━━ Supplied records ━━

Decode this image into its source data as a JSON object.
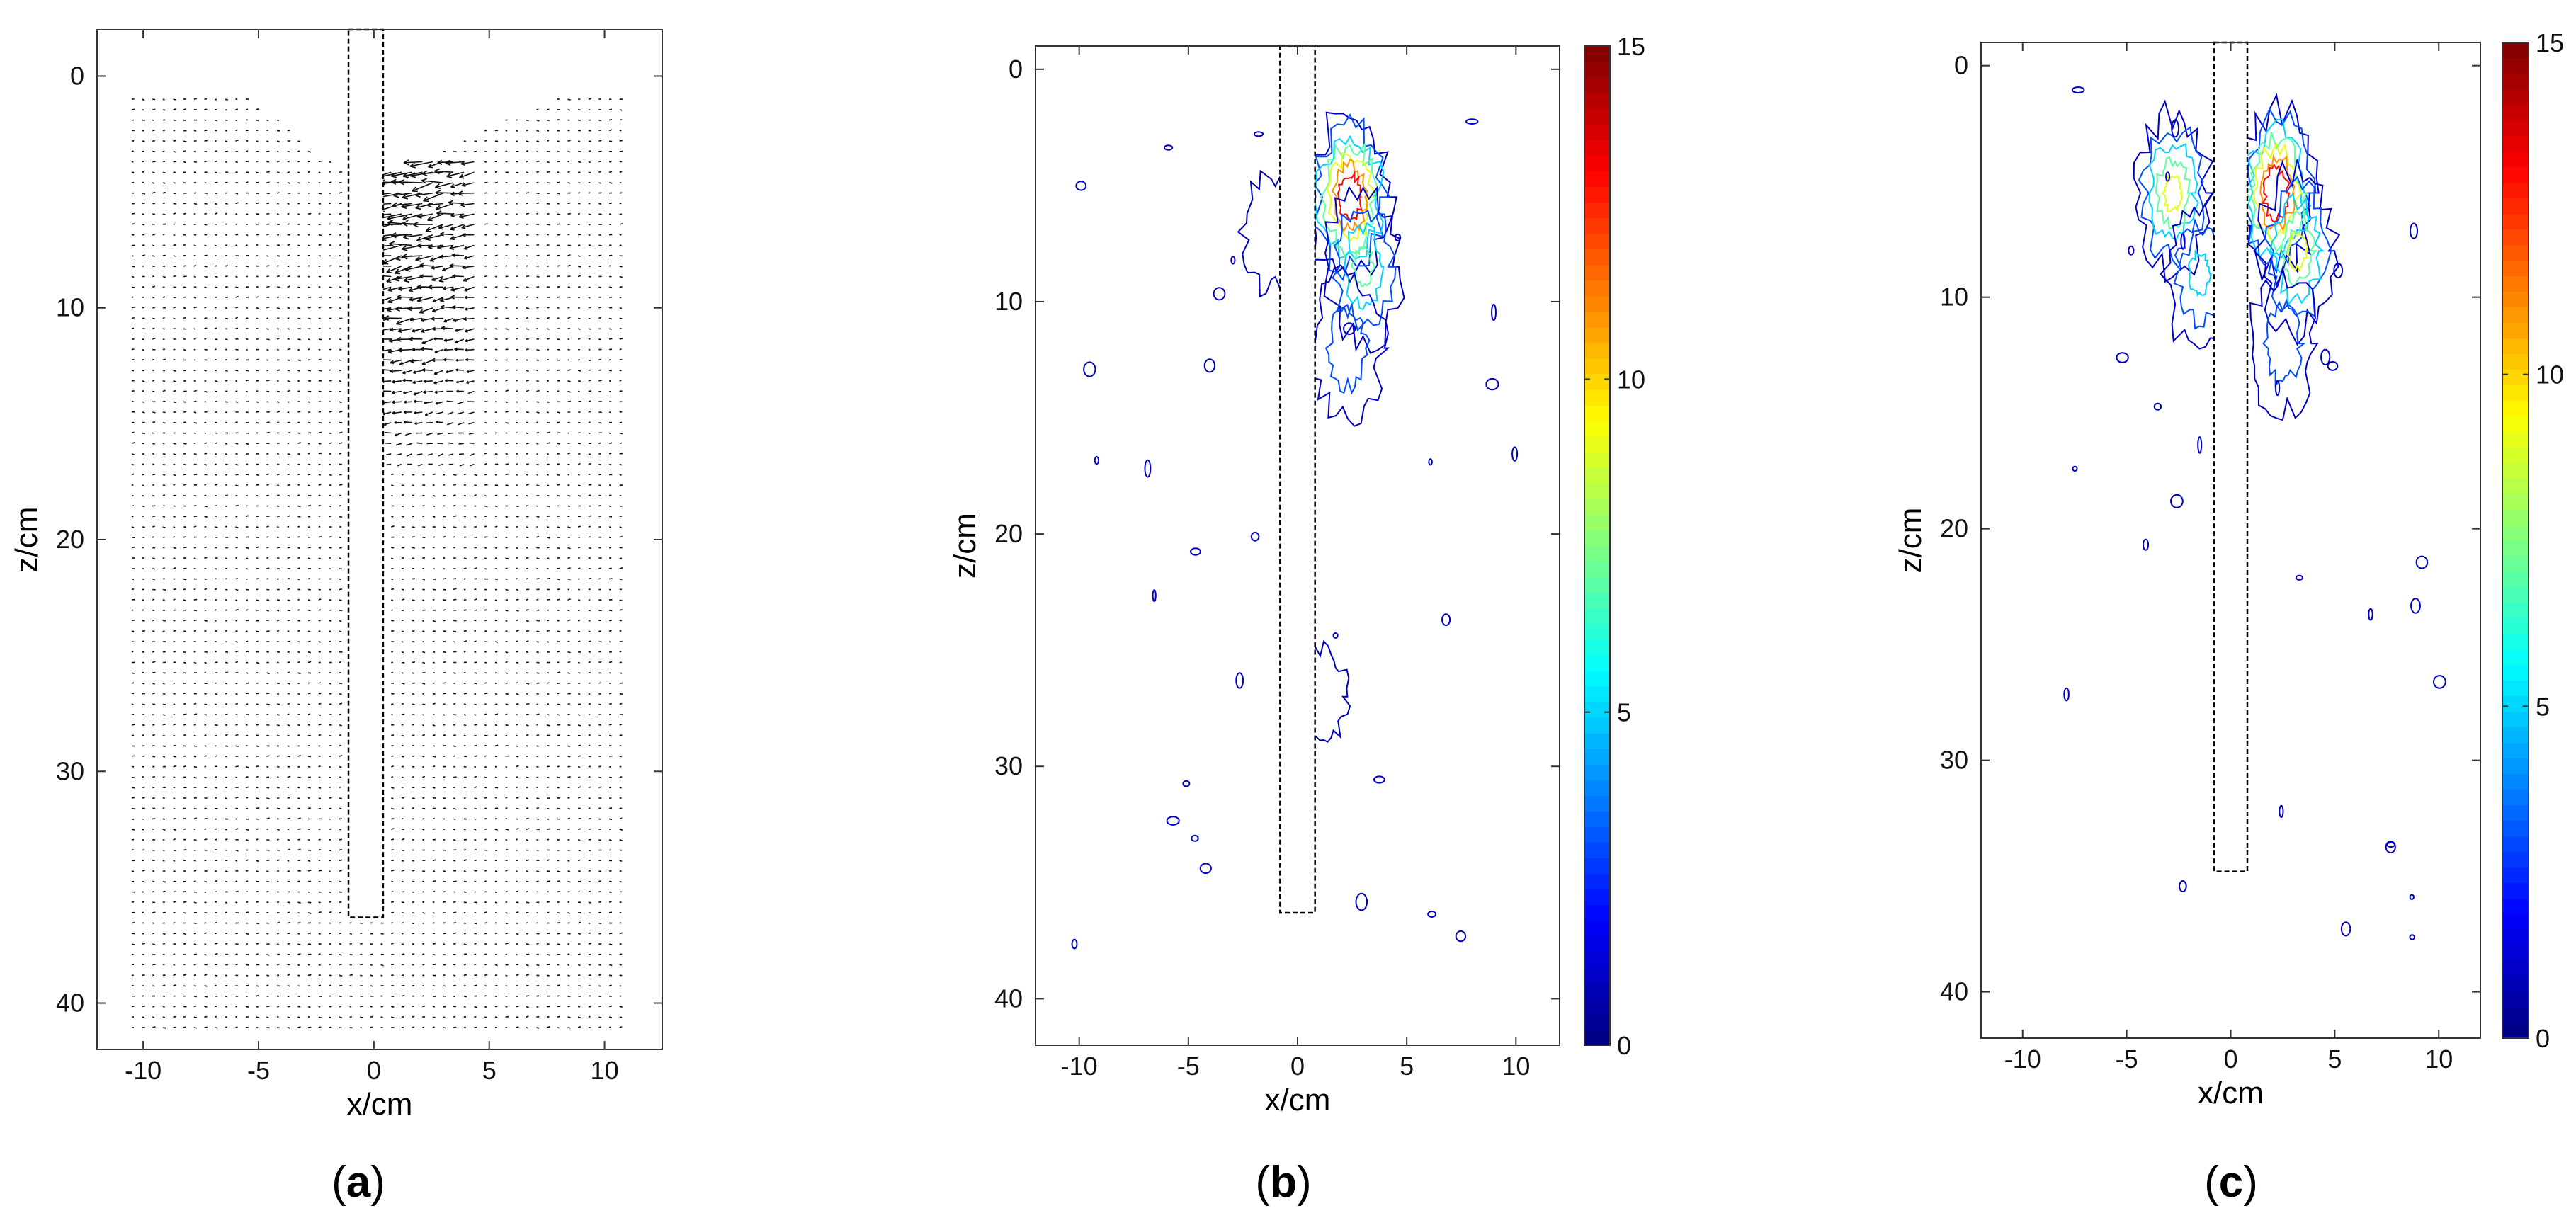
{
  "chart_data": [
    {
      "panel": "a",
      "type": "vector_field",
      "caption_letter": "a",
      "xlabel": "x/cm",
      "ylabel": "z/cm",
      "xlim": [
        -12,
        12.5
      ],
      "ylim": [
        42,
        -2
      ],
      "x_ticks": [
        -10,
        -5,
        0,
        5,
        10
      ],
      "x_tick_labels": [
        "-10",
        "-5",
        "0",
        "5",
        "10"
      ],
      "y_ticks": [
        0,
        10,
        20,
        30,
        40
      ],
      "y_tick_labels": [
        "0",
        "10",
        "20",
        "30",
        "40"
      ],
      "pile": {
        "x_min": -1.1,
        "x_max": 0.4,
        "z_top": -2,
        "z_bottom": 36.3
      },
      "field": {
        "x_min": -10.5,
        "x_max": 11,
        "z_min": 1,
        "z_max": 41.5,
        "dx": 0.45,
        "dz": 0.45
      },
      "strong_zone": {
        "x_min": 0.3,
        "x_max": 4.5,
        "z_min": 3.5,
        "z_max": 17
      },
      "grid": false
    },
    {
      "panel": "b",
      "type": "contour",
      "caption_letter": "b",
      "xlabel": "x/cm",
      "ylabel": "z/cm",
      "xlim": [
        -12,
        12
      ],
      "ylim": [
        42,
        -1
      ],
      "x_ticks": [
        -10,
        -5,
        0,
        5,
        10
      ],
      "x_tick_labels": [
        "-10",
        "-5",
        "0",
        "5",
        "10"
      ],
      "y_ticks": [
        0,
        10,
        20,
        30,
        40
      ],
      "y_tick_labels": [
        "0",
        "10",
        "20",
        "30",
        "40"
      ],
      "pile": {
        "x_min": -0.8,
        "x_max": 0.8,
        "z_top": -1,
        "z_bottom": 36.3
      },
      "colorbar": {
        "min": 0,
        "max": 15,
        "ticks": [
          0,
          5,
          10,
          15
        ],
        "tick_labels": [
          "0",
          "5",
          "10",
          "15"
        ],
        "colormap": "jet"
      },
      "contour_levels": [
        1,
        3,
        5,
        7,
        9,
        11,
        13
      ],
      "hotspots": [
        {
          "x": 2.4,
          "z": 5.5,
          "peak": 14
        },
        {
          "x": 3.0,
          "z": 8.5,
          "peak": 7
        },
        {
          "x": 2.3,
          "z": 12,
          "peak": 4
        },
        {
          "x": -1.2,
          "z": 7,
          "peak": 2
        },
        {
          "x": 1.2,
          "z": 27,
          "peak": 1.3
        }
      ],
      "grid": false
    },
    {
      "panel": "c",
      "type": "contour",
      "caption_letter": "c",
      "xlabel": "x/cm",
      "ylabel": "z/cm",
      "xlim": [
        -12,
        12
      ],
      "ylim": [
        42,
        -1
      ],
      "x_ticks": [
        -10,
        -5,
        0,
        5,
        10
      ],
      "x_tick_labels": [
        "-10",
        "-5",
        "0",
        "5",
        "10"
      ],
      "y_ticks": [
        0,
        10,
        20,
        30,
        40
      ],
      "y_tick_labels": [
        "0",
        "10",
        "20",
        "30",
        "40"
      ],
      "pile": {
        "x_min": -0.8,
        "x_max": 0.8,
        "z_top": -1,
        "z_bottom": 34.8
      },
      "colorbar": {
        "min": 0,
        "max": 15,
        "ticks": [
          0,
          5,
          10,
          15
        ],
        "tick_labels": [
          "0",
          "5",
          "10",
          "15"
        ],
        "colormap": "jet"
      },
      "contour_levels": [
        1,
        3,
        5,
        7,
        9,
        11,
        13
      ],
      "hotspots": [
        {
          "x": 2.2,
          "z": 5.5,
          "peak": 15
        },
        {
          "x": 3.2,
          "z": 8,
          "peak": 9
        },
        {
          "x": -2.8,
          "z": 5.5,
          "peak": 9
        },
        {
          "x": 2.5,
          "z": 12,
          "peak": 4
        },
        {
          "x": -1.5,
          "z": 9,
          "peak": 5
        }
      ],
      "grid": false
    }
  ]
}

━━━
━━ Supplied records ━━

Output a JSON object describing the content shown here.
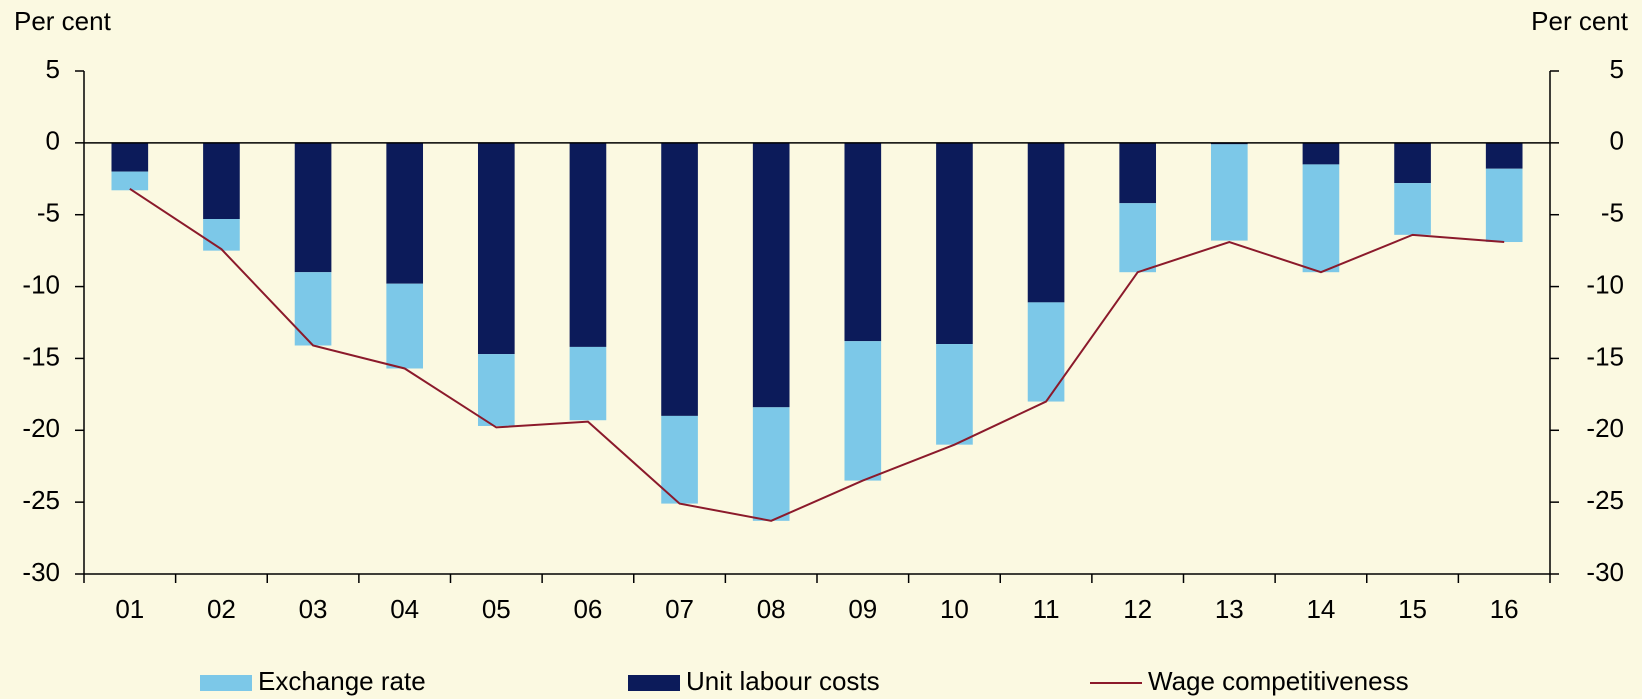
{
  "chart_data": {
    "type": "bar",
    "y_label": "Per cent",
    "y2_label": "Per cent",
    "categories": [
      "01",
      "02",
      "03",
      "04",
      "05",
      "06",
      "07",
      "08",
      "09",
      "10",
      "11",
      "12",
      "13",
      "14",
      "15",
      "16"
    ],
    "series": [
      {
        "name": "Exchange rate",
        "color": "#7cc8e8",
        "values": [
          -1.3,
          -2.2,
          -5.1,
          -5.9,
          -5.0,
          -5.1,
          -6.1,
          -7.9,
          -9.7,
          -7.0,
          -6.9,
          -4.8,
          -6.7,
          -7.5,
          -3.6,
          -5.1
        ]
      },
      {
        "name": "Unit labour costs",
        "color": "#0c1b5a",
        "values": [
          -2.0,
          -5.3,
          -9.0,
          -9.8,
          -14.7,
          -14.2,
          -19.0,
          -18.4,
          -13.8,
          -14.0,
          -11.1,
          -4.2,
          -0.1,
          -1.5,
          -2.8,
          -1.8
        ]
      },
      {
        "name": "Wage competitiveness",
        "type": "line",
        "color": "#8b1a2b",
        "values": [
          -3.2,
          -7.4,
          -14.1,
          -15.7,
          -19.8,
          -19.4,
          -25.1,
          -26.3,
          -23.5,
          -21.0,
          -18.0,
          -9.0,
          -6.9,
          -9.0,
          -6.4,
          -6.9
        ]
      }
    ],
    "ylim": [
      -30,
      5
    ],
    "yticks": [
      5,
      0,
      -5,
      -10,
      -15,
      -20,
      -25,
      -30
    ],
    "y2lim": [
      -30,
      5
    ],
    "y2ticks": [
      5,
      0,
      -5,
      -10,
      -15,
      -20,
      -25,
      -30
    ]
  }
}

━━━

▶ [Problem requirements]:
Show every line above in which the word "object" occurs.

▶ [Final result]:
Decode this image into its source data as a JSON object.
Output a JSON object describing the content shown here.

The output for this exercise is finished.